Input data>
———
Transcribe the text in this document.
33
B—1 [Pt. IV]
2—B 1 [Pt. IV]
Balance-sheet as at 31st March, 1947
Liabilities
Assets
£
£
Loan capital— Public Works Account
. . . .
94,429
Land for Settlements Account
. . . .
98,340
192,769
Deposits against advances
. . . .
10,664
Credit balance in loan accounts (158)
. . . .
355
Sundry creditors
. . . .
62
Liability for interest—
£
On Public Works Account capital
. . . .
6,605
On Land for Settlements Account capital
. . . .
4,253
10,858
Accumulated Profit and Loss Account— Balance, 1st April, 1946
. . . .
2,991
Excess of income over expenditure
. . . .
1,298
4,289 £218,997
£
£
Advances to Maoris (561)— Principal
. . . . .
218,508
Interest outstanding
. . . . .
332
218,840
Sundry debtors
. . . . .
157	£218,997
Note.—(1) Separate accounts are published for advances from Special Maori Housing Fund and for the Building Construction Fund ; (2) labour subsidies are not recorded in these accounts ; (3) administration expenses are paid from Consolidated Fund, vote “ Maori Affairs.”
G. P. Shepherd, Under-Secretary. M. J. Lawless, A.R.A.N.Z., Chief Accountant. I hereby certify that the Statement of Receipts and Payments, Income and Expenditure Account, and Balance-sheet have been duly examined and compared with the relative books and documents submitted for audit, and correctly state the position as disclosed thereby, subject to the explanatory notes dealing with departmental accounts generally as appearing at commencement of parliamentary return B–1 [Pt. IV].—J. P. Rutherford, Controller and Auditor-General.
———
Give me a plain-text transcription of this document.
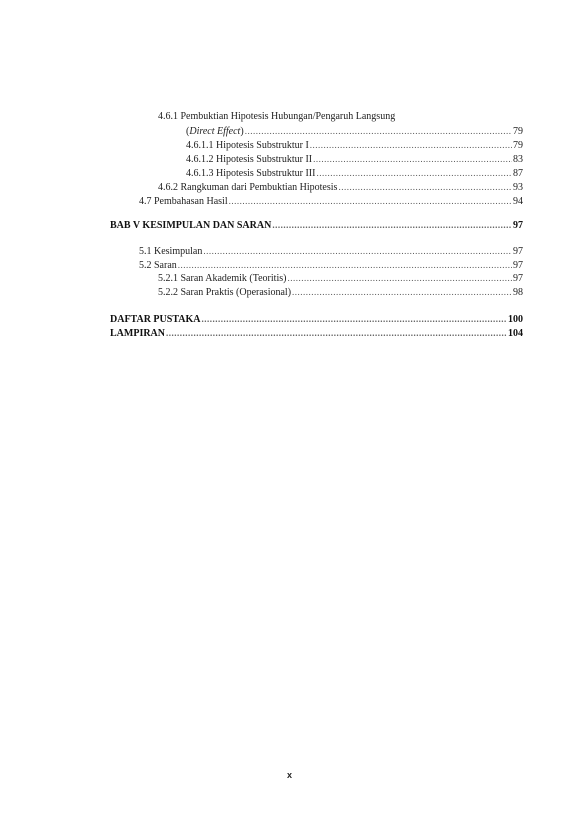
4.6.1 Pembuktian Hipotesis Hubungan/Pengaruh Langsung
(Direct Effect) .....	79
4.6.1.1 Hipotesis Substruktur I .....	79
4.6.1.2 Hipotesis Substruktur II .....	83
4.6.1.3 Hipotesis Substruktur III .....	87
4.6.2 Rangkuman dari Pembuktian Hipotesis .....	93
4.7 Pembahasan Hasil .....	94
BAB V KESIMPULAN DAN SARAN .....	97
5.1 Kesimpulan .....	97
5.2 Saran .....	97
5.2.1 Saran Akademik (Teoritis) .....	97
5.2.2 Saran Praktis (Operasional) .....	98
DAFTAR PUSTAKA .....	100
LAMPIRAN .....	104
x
———
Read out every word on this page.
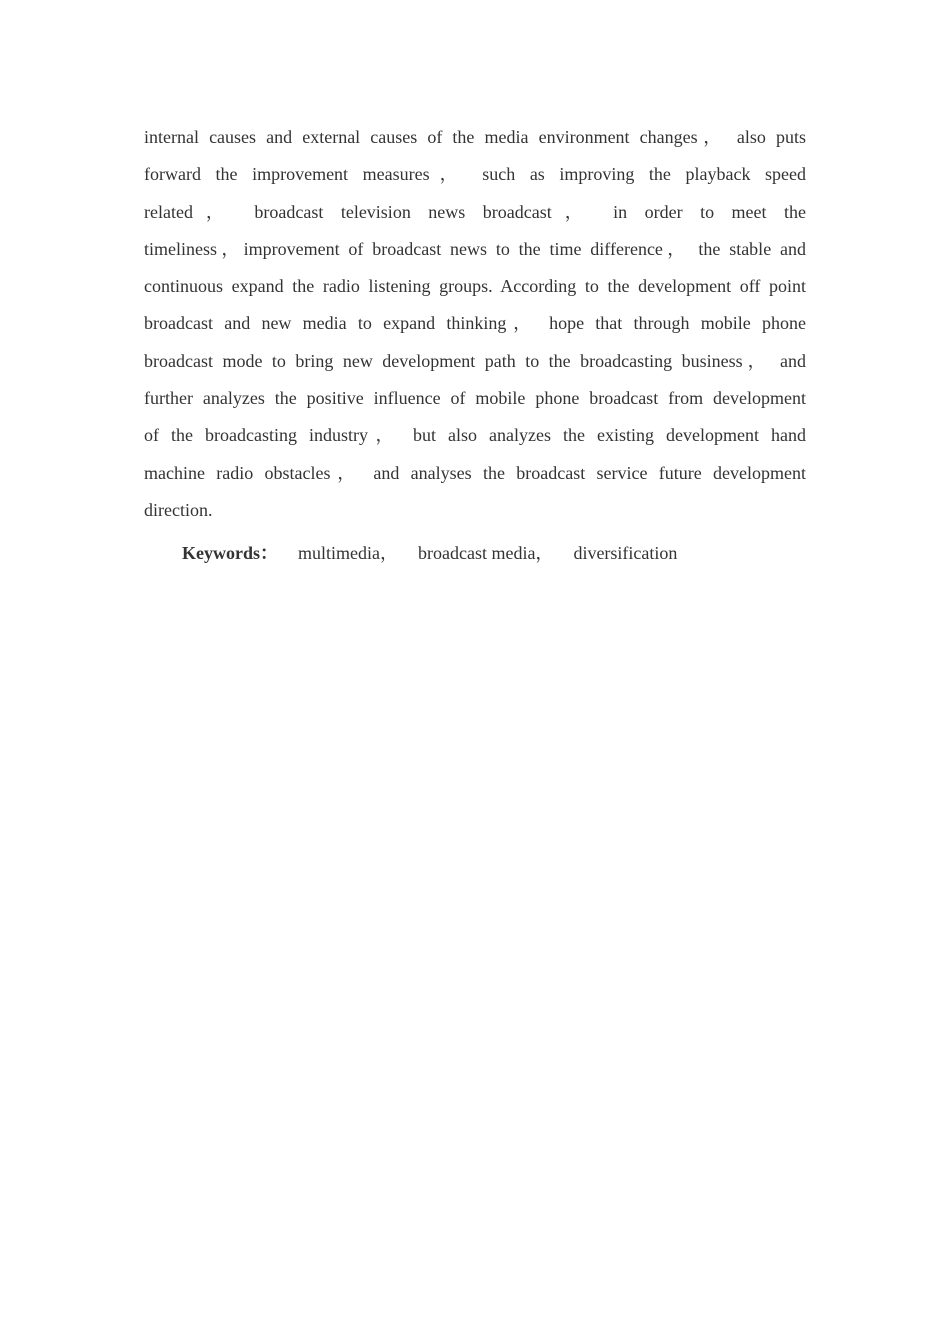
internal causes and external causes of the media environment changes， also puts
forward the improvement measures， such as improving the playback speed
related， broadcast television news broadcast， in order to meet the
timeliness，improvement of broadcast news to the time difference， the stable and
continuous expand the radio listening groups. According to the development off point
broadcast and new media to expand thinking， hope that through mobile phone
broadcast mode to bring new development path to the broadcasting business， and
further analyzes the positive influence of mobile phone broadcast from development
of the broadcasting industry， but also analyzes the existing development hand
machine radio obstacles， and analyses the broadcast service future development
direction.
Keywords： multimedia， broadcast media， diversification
———
Instructions for the task>
Go through the records and copy each line with "expand" in it.

In response>
continuous expand the radio listening groups. According to the development off point
broadcast and new media to expand thinking， hope that through mobile phone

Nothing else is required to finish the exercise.